Terrible pictures from Japan, blood in the Middle East. But good news for Berlin!
A new study by Californian sociologists shows that grumpy people live longer. Complain about the S-Bahn, kick your neighbour’s dog, show your back if a customer asks for information– and you can be sure that you are adding a couple of years to your life. According to a Stanford University survey of 1,500 people–first selected as schoolkids in 1921–cheerful people, the irritating ones that smile at you in the street, die early.
The logic runs as follows: ostentatiously happy people are risk takers. They are more likely to drink, smoke and dart across busy roads to catch a bus. But there is a strong statistical correlation between grumbling pessimists and people who are careful about their health, get regularly checked by doctors and save for private pensions. Miserable Berliners fear the worst and are therefore more conscientious planners.
This can be empirically tested. Berliners live longest in Charlottenburg-Wilmersdorf and Steglitz-Zehlendorf and die earliest in Friedrichshain-Kreuzberg.But why? Because they are grumpier in the Kantstrasse than in the Bergmannkiez? Or because they are richer?
I decided to carry out the baker test, one of the most sophisticated ways of testing public opinion available to foreign correspondents.The early morning purchase of coffee and Schrippen, in the strategically important hours between 0630 and second breakfast at 0930 is the moment to test the national mood. Witty banter can set you up for the day: shrill criticism can leave you snarling.
In the Schlossstrasse in Steglitz , a harmless attempt to buy a Pudding Bretzel, landed me in a queue of unhappy, hungry Berliners as one of the shop workers cleaned the oven, another tried to repair the broken coffee machine and a third took her cigarette break. Surprisingly the line (mainly men either escaping the office or out of work) accepted this with the cow-like placidity more commonly found in the British. But when one brave soul pointed impatiently at his watch, the boss snapped: “Do you think the world revolves around you? ” Suddenly we all felt like hen-pecked husbands, bullied even in our coffee break.
But, hey, at least, our life span had been extended! Others have confirmed the rise of the Charlottenburg Baecker-Hexe.The writer Ferdinand von Schirach, who God knows has dealt with enough murderers in his time, told me the other day about a nice gentleman who came into his local bakery , spry and good humoured, and praised the large selection of cakes. “So difficult to choose,” he sighed. “Which ones do you want removed?” barked the Chefin.
In Mehringdamm by contrast I found a charming saleswoman. There appeared to be a Marzipan-croissant crisis– apparently it has become a hot favourite in Kreuzberg–and she offered to sprinkle castor sugar on normal croissants to make them slightly more acceptable.
Now, of course, this may not be a definitive case study. People do live longer in Charlottenburg not just because they have been abused at the doctors but because there is a preponderance of Seniorenheime. But it is a fallacy, in Germany at least, that the rich live longer than the poor. The income gap between, say, a junior doctor and a bus driver is so small that it makes nonsense of any serious class distinction. Doctors welcome private patients–supposedly the richer members of the community–but I don’t think they get particularly special treatment. They wait for the same amount of time as Kassenpatienten in the waiting room of my Hausartzt; they get the same quality of diagnosis and almost always the same medication. They don’t live longer.
So I’m prepared to believe Stanford university’s grumpiness theory. All their other findings make sense. For example: the grown children of divorced parents die almost five years earlier, on average, than children from intact families. Getting married does not have a life-extending effect, but men who remarry after their wives die, do live longer. Working less does not help you live longer–the long-livers continued to work beyond the age of 65. Looking at the Bezirk statistics, all this helps to explain why you need to move south west and abandon the idea of a care-free happy-go-lucky existence if you want to stretch out your years a bit. And wipe that grin off your face.
But as Woody Allen once said you can live to be a hundred only if you give up all the things that make you want to live to be a hundred. If in doubt, try the Baker Test.

- [Excerpted records]:
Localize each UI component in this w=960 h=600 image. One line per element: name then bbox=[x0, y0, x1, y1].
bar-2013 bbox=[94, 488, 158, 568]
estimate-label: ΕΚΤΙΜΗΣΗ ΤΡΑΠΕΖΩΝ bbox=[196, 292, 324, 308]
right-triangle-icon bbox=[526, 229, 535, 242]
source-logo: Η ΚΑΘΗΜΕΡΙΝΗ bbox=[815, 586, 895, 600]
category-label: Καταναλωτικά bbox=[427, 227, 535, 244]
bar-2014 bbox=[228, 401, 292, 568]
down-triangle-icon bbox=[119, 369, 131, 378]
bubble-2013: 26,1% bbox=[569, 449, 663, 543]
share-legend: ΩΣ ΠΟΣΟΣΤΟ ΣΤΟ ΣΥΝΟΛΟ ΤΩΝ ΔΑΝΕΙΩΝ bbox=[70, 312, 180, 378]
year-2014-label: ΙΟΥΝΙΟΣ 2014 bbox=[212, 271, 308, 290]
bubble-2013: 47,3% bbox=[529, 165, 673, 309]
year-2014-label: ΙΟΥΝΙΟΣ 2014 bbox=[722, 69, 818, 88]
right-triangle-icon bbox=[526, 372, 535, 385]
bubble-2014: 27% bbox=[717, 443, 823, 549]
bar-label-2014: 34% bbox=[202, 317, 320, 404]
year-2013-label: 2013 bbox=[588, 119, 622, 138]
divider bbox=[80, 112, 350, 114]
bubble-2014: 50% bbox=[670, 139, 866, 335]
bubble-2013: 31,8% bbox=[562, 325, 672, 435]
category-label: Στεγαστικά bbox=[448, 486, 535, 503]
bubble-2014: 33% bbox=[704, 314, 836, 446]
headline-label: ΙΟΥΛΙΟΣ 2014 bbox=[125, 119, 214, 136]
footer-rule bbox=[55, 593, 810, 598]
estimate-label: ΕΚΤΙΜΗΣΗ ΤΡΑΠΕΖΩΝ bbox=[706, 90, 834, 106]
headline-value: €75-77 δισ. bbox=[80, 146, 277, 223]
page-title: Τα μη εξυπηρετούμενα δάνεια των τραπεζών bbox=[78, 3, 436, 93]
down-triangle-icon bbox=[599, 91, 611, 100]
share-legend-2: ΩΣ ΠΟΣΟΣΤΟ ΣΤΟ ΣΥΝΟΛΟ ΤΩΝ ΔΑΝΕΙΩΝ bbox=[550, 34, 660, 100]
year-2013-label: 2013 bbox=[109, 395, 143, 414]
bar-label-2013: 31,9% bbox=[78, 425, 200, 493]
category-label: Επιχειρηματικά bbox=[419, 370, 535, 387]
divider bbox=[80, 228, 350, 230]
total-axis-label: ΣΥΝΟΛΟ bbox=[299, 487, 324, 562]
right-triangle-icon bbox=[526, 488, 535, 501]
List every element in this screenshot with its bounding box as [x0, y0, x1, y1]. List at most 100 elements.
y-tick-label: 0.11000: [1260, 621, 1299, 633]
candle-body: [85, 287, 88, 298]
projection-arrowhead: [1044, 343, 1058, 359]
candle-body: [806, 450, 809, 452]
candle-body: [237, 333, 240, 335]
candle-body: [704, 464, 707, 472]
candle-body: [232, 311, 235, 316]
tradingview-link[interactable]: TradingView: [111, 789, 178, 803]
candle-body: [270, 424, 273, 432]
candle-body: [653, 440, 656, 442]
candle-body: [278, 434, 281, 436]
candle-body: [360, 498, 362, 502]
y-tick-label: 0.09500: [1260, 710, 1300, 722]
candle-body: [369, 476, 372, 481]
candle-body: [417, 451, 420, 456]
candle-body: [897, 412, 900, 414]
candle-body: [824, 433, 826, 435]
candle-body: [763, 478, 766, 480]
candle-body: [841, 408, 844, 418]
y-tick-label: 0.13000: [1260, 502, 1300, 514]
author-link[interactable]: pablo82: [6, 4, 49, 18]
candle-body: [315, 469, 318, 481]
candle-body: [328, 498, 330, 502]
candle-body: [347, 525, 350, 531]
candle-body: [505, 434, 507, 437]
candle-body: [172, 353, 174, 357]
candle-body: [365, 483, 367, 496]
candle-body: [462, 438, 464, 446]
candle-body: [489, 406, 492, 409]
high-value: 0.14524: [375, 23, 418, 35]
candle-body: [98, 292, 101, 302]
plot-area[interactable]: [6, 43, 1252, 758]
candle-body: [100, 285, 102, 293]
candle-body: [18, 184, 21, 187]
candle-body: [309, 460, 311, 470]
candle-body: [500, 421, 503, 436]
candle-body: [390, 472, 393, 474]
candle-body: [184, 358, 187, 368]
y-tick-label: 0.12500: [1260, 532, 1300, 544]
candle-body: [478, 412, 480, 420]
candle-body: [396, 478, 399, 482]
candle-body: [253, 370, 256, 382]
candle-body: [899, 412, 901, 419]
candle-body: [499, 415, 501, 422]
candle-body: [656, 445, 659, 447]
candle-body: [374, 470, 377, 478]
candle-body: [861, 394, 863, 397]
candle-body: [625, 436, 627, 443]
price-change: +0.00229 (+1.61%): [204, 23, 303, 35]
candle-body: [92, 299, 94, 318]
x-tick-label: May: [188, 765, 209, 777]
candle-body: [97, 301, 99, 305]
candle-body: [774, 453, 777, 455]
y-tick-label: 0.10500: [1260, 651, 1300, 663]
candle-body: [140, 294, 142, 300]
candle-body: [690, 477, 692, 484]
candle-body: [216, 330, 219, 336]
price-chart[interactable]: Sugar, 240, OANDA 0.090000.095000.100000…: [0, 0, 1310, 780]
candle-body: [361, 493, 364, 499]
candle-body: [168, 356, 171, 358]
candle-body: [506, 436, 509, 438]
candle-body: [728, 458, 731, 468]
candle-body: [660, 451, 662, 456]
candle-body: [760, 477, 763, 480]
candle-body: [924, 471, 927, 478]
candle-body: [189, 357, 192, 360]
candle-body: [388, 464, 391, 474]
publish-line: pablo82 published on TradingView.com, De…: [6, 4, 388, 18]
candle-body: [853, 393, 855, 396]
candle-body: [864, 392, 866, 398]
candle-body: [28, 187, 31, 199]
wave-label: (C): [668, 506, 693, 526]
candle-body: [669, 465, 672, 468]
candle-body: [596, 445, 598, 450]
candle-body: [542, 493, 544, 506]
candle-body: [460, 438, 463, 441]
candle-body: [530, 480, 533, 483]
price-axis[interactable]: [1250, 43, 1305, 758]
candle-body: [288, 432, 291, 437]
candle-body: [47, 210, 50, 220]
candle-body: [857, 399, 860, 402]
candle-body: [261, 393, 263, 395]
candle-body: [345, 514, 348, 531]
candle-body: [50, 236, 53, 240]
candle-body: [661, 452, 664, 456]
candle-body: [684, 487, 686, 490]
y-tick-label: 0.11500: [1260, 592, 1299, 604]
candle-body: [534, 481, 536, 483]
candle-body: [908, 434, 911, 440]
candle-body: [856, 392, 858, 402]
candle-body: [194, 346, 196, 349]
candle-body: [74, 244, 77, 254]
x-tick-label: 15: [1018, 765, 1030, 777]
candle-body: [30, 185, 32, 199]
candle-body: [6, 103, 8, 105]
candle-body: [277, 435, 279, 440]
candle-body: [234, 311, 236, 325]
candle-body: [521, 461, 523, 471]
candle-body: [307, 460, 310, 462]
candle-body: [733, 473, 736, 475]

- [Activities]:
1. In the column on grumpy Berliners, list each finding of the Stanford study given in the paragraph that begins "So I'm prepared to believe Stanford university's grumpiness theory."
2. Please state what the saleswoman in Mehringdamm offered to do during the Marzipan-croissant crisis, according to the column on grumpy Berliners.

- [Responses for each task]:
1.
- The grown children of divorced parents die almost five years earlier, on average, than children from intact families.
- Getting married does not have a life-extending effect.
- Men who remarry after their wives die do live longer.
- Working less does not help you live longer; the long-livers continued to work beyond the age of 65.

2. She offered to sprinkle castor sugar on normal croissants to make them slightly more acceptable.